_DATA FOR THE TASK:_
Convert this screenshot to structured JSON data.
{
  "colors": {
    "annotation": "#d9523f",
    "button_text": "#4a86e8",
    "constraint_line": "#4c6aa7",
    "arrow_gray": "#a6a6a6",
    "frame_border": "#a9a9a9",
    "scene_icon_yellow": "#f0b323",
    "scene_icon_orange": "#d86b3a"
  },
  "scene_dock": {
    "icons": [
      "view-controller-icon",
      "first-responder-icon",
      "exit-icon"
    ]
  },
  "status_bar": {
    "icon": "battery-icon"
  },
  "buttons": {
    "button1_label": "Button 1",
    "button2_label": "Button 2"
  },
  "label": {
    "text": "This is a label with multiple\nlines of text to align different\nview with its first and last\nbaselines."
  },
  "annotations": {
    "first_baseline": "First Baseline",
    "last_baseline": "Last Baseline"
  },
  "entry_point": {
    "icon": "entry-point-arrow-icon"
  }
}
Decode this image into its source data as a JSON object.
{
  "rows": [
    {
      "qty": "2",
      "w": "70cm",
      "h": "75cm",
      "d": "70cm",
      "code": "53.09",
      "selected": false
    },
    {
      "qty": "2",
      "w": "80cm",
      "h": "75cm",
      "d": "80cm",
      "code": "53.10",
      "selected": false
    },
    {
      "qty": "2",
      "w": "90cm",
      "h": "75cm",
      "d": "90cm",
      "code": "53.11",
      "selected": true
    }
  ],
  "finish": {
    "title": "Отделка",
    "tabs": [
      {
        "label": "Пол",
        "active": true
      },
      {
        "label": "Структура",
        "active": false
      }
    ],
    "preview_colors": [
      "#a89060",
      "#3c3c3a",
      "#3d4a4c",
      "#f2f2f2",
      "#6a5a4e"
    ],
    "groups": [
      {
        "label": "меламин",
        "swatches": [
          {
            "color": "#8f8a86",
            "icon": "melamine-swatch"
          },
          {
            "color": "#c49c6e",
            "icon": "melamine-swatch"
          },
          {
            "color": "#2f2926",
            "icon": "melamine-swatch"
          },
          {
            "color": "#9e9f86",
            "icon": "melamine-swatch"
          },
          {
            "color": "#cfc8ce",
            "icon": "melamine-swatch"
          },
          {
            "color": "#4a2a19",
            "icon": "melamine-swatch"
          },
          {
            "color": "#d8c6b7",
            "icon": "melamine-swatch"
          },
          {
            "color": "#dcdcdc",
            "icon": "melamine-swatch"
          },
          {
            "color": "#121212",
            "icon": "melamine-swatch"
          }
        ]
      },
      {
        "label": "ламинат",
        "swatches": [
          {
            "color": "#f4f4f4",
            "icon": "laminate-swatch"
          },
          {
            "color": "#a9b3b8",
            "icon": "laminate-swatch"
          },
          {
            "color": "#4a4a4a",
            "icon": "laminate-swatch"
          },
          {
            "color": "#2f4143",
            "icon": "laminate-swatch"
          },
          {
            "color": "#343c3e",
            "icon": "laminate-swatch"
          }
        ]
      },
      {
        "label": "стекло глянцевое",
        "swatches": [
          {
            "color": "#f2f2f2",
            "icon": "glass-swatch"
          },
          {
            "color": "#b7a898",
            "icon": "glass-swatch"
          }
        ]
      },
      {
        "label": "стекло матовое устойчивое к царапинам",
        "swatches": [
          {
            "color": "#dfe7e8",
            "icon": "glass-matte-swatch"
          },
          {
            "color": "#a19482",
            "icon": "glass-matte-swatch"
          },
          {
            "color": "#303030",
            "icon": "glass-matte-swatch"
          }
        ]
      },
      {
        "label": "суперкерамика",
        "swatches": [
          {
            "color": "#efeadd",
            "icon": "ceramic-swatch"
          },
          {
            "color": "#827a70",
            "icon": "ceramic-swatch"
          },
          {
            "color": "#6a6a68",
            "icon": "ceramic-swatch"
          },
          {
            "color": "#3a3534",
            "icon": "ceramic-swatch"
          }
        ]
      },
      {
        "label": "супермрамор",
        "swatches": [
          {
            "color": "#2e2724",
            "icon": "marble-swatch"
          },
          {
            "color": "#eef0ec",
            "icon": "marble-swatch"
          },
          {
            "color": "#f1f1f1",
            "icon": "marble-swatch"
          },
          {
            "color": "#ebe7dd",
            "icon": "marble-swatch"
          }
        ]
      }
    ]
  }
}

_GOAL:_
Pull out each record as written and restate it exactly.

_SOLUTION:_
Convert this screenshot to structured JSON data.
{
  "colors": {
    "annotation": "#d9523f",
    "button_text": "#4a86e8",
    "constraint_line": "#4c6aa7",
    "arrow_gray": "#a6a6a6",
    "frame_border": "#a9a9a9",
    "scene_icon_yellow": "#f0b323",
    "scene_icon_orange": "#d86b3a"
  },
  "scene_dock": {
    "icons": [
      "view-controller-icon",
      "first-responder-icon",
      "exit-icon"
    ]
  },
  "status_bar": {
    "icon": "battery-icon"
  },
  "buttons": {
    "button1_label": "Button 1",
    "button2_label": "Button 2"
  },
  "label": {
    "text": "This is a label with multiple\nlines of text to align different\nview with its first and last\nbaselines."
  },
  "annotations": {
    "first_baseline": "First Baseline",
    "last_baseline": "Last Baseline"
  },
  "entry_point": {
    "icon": "entry-point-arrow-icon"
  }
}
Decode this image into its source data as a JSON object.
{
  "rows": [
    {
      "qty": "2",
      "w": "70cm",
      "h": "75cm",
      "d": "70cm",
      "code": "53.09",
      "selected": false
    },
    {
      "qty": "2",
      "w": "80cm",
      "h": "75cm",
      "d": "80cm",
      "code": "53.10",
      "selected": false
    },
    {
      "qty": "2",
      "w": "90cm",
      "h": "75cm",
      "d": "90cm",
      "code": "53.11",
      "selected": true
    }
  ],
  "finish": {
    "title": "Отделка",
    "tabs": [
      {
        "label": "Пол",
        "active": true
      },
      {
        "label": "Структура",
        "active": false
      }
    ],
    "preview_colors": [
      "#a89060",
      "#3c3c3a",
      "#3d4a4c",
      "#f2f2f2",
      "#6a5a4e"
    ],
    "groups": [
      {
        "label": "меламин",
        "swatches": [
          {
            "color": "#8f8a86",
            "icon": "melamine-swatch"
          },
          {
            "color": "#c49c6e",
            "icon": "melamine-swatch"
          },
          {
            "color": "#2f2926",
            "icon": "melamine-swatch"
          },
          {
            "color": "#9e9f86",
            "icon": "melamine-swatch"
          },
          {
            "color": "#cfc8ce",
            "icon": "melamine-swatch"
          },
          {
            "color": "#4a2a19",
            "icon": "melamine-swatch"
          },
          {
            "color": "#d8c6b7",
            "icon": "melamine-swatch"
          },
          {
            "color": "#dcdcdc",
            "icon": "melamine-swatch"
          },
          {
            "color": "#121212",
            "icon": "melamine-swatch"
          }
        ]
      },
      {
        "label": "ламинат",
        "swatches": [
          {
            "color": "#f4f4f4",
            "icon": "laminate-swatch"
          },
          {
            "color": "#a9b3b8",
            "icon": "laminate-swatch"
          },
          {
            "color": "#4a4a4a",
            "icon": "laminate-swatch"
          },
          {
            "color": "#2f4143",
            "icon": "laminate-swatch"
          },
          {
            "color": "#343c3e",
            "icon": "laminate-swatch"
          }
        ]
      },
      {
        "label": "стекло глянцевое",
        "swatches": [
          {
            "color": "#f2f2f2",
            "icon": "glass-swatch"
          },
          {
            "color": "#b7a898",
            "icon": "glass-swatch"
          }
        ]
      },
      {
        "label": "стекло матовое устойчивое к царапинам",
        "swatches": [
          {
            "color": "#dfe7e8",
            "icon": "glass-matte-swatch"
          },
          {
            "color": "#a19482",
            "icon": "glass-matte-swatch"
          },
          {
            "color": "#303030",
            "icon": "glass-matte-swatch"
          }
        ]
      },
      {
        "label": "суперкерамика",
        "swatches": [
          {
            "color": "#efeadd",
            "icon": "ceramic-swatch"
          },
          {
            "color": "#827a70",
            "icon": "ceramic-swatch"
          },
          {
            "color": "#6a6a68",
            "icon": "ceramic-swatch"
          },
          {
            "color": "#3a3534",
            "icon": "ceramic-swatch"
          }
        ]
      },
      {
        "label": "супермрамор",
        "swatches": [
          {
            "color": "#2e2724",
            "icon": "marble-swatch"
          },
          {
            "color": "#eef0ec",
            "icon": "marble-swatch"
          },
          {
            "color": "#f1f1f1",
            "icon": "marble-swatch"
          },
          {
            "color": "#ebe7dd",
            "icon": "marble-swatch"
          }
        ]
      }
    ]
  }
}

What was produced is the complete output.